EXERCISE REQUIREMENTS =>
Every entry should be repeated exactly. Omit the pictures.

[start ROWS]

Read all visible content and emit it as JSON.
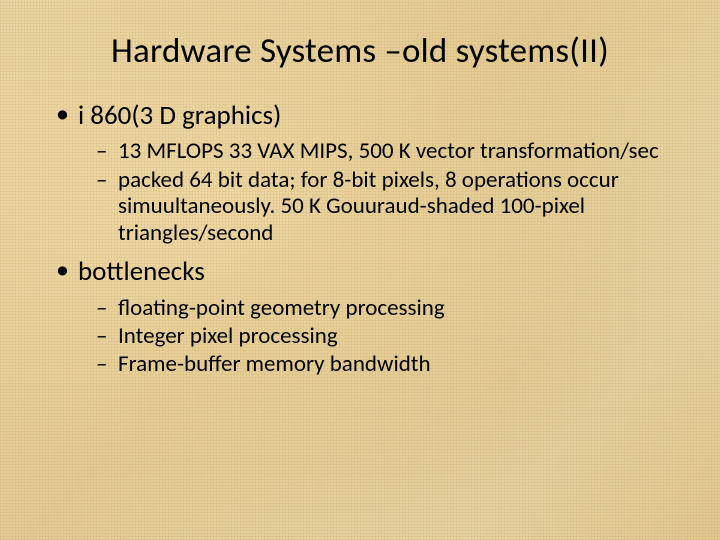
{
  "slide": {
    "title": "Hardware Systems –old systems(II)",
    "background": {
      "base_color": "#e8d4a0",
      "texture": "woven-fabric",
      "accent_colors": [
        "#e2cb93",
        "#eadaac",
        "#e0c990"
      ]
    },
    "text_color": "#000000",
    "font_family": "Calibri",
    "title_fontsize": 35,
    "level1_fontsize": 27,
    "level2_fontsize": 23,
    "bullets": [
      {
        "label": "i 860(3 D graphics)",
        "sub": [
          "13 MFLOPS 33 VAX MIPS, 500 K vector transformation/sec",
          "packed 64 bit data; for 8-bit pixels, 8 operations occur simuultaneously. 50 K Gouuraud-shaded 100-pixel triangles/second"
        ]
      },
      {
        "label": "bottlenecks",
        "sub": [
          "floating-point geometry processing",
          "Integer pixel processing",
          "Frame-buffer memory bandwidth"
        ]
      }
    ]
  }
}
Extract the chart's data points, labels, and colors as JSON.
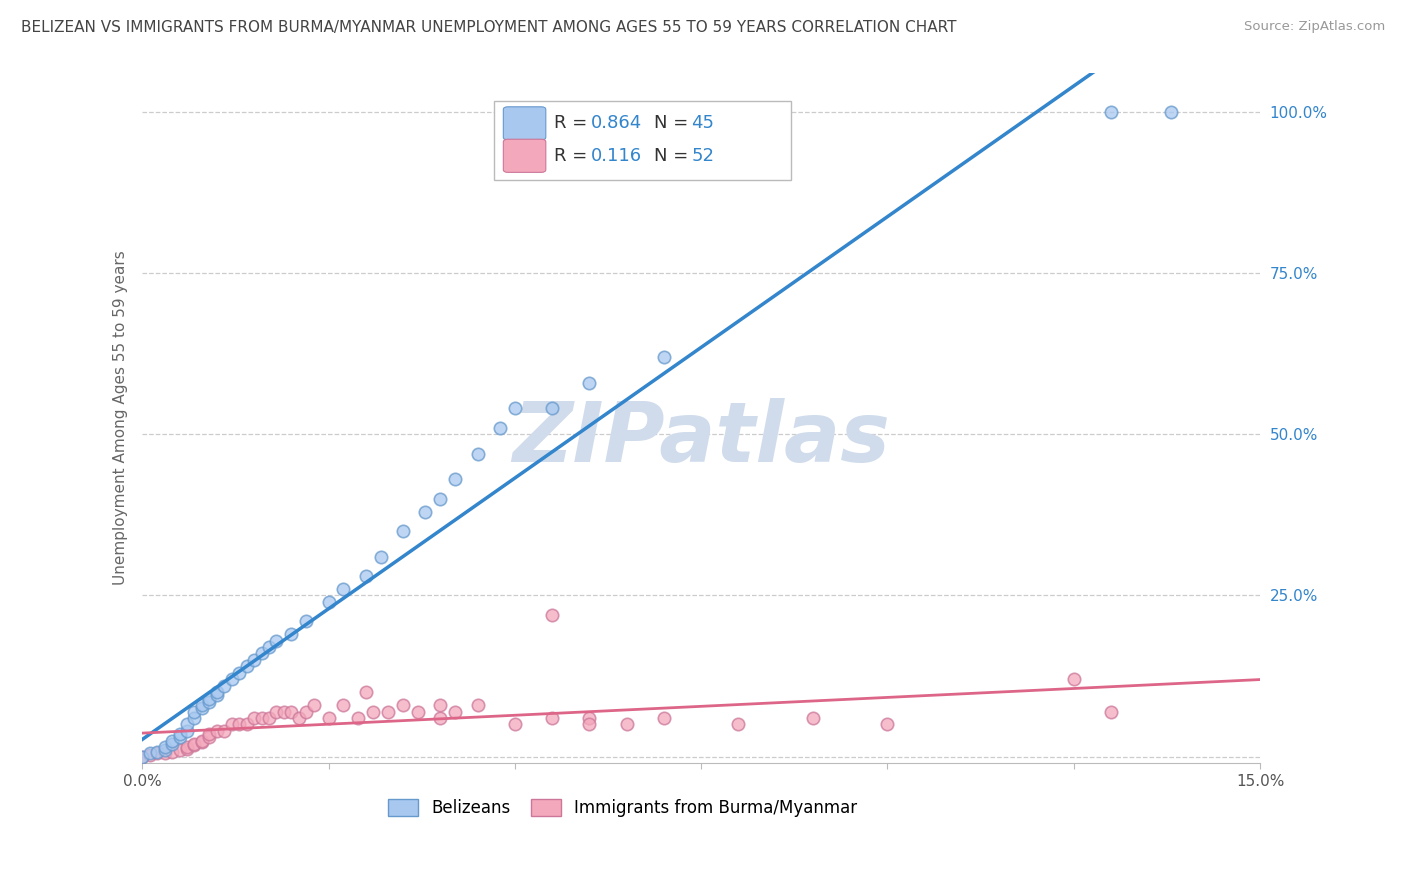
{
  "title": "BELIZEAN VS IMMIGRANTS FROM BURMA/MYANMAR UNEMPLOYMENT AMONG AGES 55 TO 59 YEARS CORRELATION CHART",
  "source": "Source: ZipAtlas.com",
  "ylabel": "Unemployment Among Ages 55 to 59 years",
  "xlim": [
    0.0,
    0.15
  ],
  "ylim": [
    -0.01,
    1.06
  ],
  "xticks": [
    0.0,
    0.025,
    0.05,
    0.075,
    0.1,
    0.125,
    0.15
  ],
  "xticklabels": [
    "0.0%",
    "",
    "",
    "",
    "",
    "",
    "15.0%"
  ],
  "yticks": [
    0.0,
    0.25,
    0.5,
    0.75,
    1.0
  ],
  "yticklabels": [
    "",
    "25.0%",
    "50.0%",
    "75.0%",
    "100.0%"
  ],
  "blue_color": "#a8c8f0",
  "pink_color": "#f4a8bc",
  "blue_edge_color": "#6699cc",
  "pink_edge_color": "#cc7799",
  "blue_line_color": "#3385cc",
  "pink_line_color": "#dd6688",
  "watermark_color": "#d0dcec",
  "background_color": "#ffffff",
  "grid_color": "#cccccc",
  "title_fontsize": 11,
  "axis_fontsize": 11,
  "legend_fontsize": 13,
  "blue_scatter_x": [
    0.0,
    0.001,
    0.002,
    0.003,
    0.003,
    0.004,
    0.004,
    0.005,
    0.005,
    0.006,
    0.006,
    0.007,
    0.007,
    0.008,
    0.008,
    0.009,
    0.009,
    0.01,
    0.01,
    0.011,
    0.012,
    0.013,
    0.014,
    0.015,
    0.016,
    0.017,
    0.018,
    0.02,
    0.022,
    0.025,
    0.027,
    0.03,
    0.032,
    0.035,
    0.038,
    0.04,
    0.042,
    0.045,
    0.048,
    0.05,
    0.055,
    0.06,
    0.07,
    0.13,
    0.138
  ],
  "blue_scatter_y": [
    0.0,
    0.005,
    0.008,
    0.01,
    0.015,
    0.02,
    0.025,
    0.03,
    0.035,
    0.04,
    0.05,
    0.06,
    0.07,
    0.075,
    0.08,
    0.085,
    0.09,
    0.095,
    0.1,
    0.11,
    0.12,
    0.13,
    0.14,
    0.15,
    0.16,
    0.17,
    0.18,
    0.19,
    0.21,
    0.24,
    0.26,
    0.28,
    0.31,
    0.35,
    0.38,
    0.4,
    0.43,
    0.47,
    0.51,
    0.54,
    0.54,
    0.58,
    0.62,
    1.0,
    1.0
  ],
  "pink_scatter_x": [
    0.0,
    0.001,
    0.002,
    0.003,
    0.004,
    0.005,
    0.006,
    0.006,
    0.007,
    0.007,
    0.008,
    0.008,
    0.009,
    0.009,
    0.01,
    0.011,
    0.012,
    0.013,
    0.014,
    0.015,
    0.016,
    0.017,
    0.018,
    0.019,
    0.02,
    0.021,
    0.022,
    0.023,
    0.025,
    0.027,
    0.029,
    0.031,
    0.033,
    0.035,
    0.037,
    0.04,
    0.042,
    0.045,
    0.05,
    0.055,
    0.06,
    0.065,
    0.07,
    0.08,
    0.09,
    0.1,
    0.055,
    0.04,
    0.03,
    0.125,
    0.13,
    0.06
  ],
  "pink_scatter_y": [
    0.0,
    0.003,
    0.005,
    0.006,
    0.008,
    0.01,
    0.012,
    0.015,
    0.018,
    0.02,
    0.022,
    0.025,
    0.03,
    0.035,
    0.04,
    0.04,
    0.05,
    0.05,
    0.05,
    0.06,
    0.06,
    0.06,
    0.07,
    0.07,
    0.07,
    0.06,
    0.07,
    0.08,
    0.06,
    0.08,
    0.06,
    0.07,
    0.07,
    0.08,
    0.07,
    0.06,
    0.07,
    0.08,
    0.05,
    0.06,
    0.06,
    0.05,
    0.06,
    0.05,
    0.06,
    0.05,
    0.22,
    0.08,
    0.1,
    0.12,
    0.07,
    0.05
  ]
}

[end ROWS]

THE COMPLETED TASK =>
Read all visible content and emit it as JSON.
{
  "slide": {
    "title": "Hardware Systems –old systems(II)",
    "background": {
      "base_color": "#e8d4a0",
      "texture": "woven-fabric",
      "accent_colors": [
        "#e2cb93",
        "#eadaac",
        "#e0c990"
      ]
    },
    "text_color": "#000000",
    "font_family": "Calibri",
    "title_fontsize": 35,
    "level1_fontsize": 27,
    "level2_fontsize": 23,
    "bullets": [
      {
        "label": "i 860(3 D graphics)",
        "sub": [
          "13 MFLOPS 33 VAX MIPS, 500 K vector transformation/sec",
          "packed 64 bit data; for 8-bit pixels, 8 operations occur simuultaneously. 50 K Gouuraud-shaded 100-pixel triangles/second"
        ]
      },
      {
        "label": "bottlenecks",
        "sub": [
          "floating-point geometry processing",
          "Integer pixel processing",
          "Frame-buffer memory bandwidth"
        ]
      }
    ]
  }
}
Extract the chart's data points, labels, and colors as JSON.
{
  "title": "BELIZEAN VS IMMIGRANTS FROM BURMA/MYANMAR UNEMPLOYMENT AMONG AGES 55 TO 59 YEARS CORRELATION CHART",
  "source": "Source: ZipAtlas.com",
  "ylabel": "Unemployment Among Ages 55 to 59 years",
  "xlim": [
    0.0,
    0.15
  ],
  "ylim": [
    -0.01,
    1.06
  ],
  "xticks": [
    0.0,
    0.025,
    0.05,
    0.075,
    0.1,
    0.125,
    0.15
  ],
  "xticklabels": [
    "0.0%",
    "",
    "",
    "",
    "",
    "",
    "15.0%"
  ],
  "yticks": [
    0.0,
    0.25,
    0.5,
    0.75,
    1.0
  ],
  "yticklabels": [
    "",
    "25.0%",
    "50.0%",
    "75.0%",
    "100.0%"
  ],
  "blue_color": "#a8c8f0",
  "pink_color": "#f4a8bc",
  "blue_edge_color": "#6699cc",
  "pink_edge_color": "#cc7799",
  "blue_line_color": "#3385cc",
  "pink_line_color": "#dd6688",
  "watermark_color": "#d0dcec",
  "background_color": "#ffffff",
  "grid_color": "#cccccc",
  "title_fontsize": 11,
  "axis_fontsize": 11,
  "legend_fontsize": 13,
  "blue_scatter_x": [
    0.0,
    0.001,
    0.002,
    0.003,
    0.003,
    0.004,
    0.004,
    0.005,
    0.005,
    0.006,
    0.006,
    0.007,
    0.007,
    0.008,
    0.008,
    0.009,
    0.009,
    0.01,
    0.01,
    0.011,
    0.012,
    0.013,
    0.014,
    0.015,
    0.016,
    0.017,
    0.018,
    0.02,
    0.022,
    0.025,
    0.027,
    0.03,
    0.032,
    0.035,
    0.038,
    0.04,
    0.042,
    0.045,
    0.048,
    0.05,
    0.055,
    0.06,
    0.07,
    0.13,
    0.138
  ],
  "blue_scatter_y": [
    0.0,
    0.005,
    0.008,
    0.01,
    0.015,
    0.02,
    0.025,
    0.03,
    0.035,
    0.04,
    0.05,
    0.06,
    0.07,
    0.075,
    0.08,
    0.085,
    0.09,
    0.095,
    0.1,
    0.11,
    0.12,
    0.13,
    0.14,
    0.15,
    0.16,
    0.17,
    0.18,
    0.19,
    0.21,
    0.24,
    0.26,
    0.28,
    0.31,
    0.35,
    0.38,
    0.4,
    0.43,
    0.47,
    0.51,
    0.54,
    0.54,
    0.58,
    0.62,
    1.0,
    1.0
  ],
  "pink_scatter_x": [
    0.0,
    0.001,
    0.002,
    0.003,
    0.004,
    0.005,
    0.006,
    0.006,
    0.007,
    0.007,
    0.008,
    0.008,
    0.009,
    0.009,
    0.01,
    0.011,
    0.012,
    0.013,
    0.014,
    0.015,
    0.016,
    0.017,
    0.018,
    0.019,
    0.02,
    0.021,
    0.022,
    0.023,
    0.025,
    0.027,
    0.029,
    0.031,
    0.033,
    0.035,
    0.037,
    0.04,
    0.042,
    0.045,
    0.05,
    0.055,
    0.06,
    0.065,
    0.07,
    0.08,
    0.09,
    0.1,
    0.055,
    0.04,
    0.03,
    0.125,
    0.13,
    0.06
  ],
  "pink_scatter_y": [
    0.0,
    0.003,
    0.005,
    0.006,
    0.008,
    0.01,
    0.012,
    0.015,
    0.018,
    0.02,
    0.022,
    0.025,
    0.03,
    0.035,
    0.04,
    0.04,
    0.05,
    0.05,
    0.05,
    0.06,
    0.06,
    0.06,
    0.07,
    0.07,
    0.07,
    0.06,
    0.07,
    0.08,
    0.06,
    0.08,
    0.06,
    0.07,
    0.07,
    0.08,
    0.07,
    0.06,
    0.07,
    0.08,
    0.05,
    0.06,
    0.06,
    0.05,
    0.06,
    0.05,
    0.06,
    0.05,
    0.22,
    0.08,
    0.1,
    0.12,
    0.07,
    0.05
  ]
}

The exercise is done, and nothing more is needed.